From the listing, collect all lines containing the word "this".

• • •

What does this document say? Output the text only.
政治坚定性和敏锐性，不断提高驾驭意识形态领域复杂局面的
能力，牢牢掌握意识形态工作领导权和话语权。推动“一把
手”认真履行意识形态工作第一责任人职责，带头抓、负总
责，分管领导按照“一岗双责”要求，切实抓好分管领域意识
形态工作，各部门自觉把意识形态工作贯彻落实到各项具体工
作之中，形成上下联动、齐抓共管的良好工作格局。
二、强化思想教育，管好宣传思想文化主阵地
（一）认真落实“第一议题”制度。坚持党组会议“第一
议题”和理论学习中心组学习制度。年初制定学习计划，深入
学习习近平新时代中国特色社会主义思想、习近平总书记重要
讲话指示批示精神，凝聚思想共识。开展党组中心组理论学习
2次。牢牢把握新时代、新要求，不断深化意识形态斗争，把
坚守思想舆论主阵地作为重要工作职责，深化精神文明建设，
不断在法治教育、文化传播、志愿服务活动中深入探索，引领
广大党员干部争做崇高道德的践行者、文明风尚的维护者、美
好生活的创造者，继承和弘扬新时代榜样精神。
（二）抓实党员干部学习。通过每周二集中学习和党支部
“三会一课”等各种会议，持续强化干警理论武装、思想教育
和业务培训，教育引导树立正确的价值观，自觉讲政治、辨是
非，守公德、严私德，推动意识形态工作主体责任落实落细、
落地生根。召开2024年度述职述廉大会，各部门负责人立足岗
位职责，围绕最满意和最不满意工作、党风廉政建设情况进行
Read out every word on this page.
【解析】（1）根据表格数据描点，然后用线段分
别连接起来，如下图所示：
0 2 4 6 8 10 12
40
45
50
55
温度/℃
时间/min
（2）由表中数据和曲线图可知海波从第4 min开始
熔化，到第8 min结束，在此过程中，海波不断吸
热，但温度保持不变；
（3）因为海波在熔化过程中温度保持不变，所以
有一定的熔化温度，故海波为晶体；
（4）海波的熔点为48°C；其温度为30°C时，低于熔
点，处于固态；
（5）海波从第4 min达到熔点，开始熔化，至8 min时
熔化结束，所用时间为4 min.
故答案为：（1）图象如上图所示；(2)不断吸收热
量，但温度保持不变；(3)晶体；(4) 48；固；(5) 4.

• • •

| Written response |
What does this document say? Output the text only.
Read out every word on this page.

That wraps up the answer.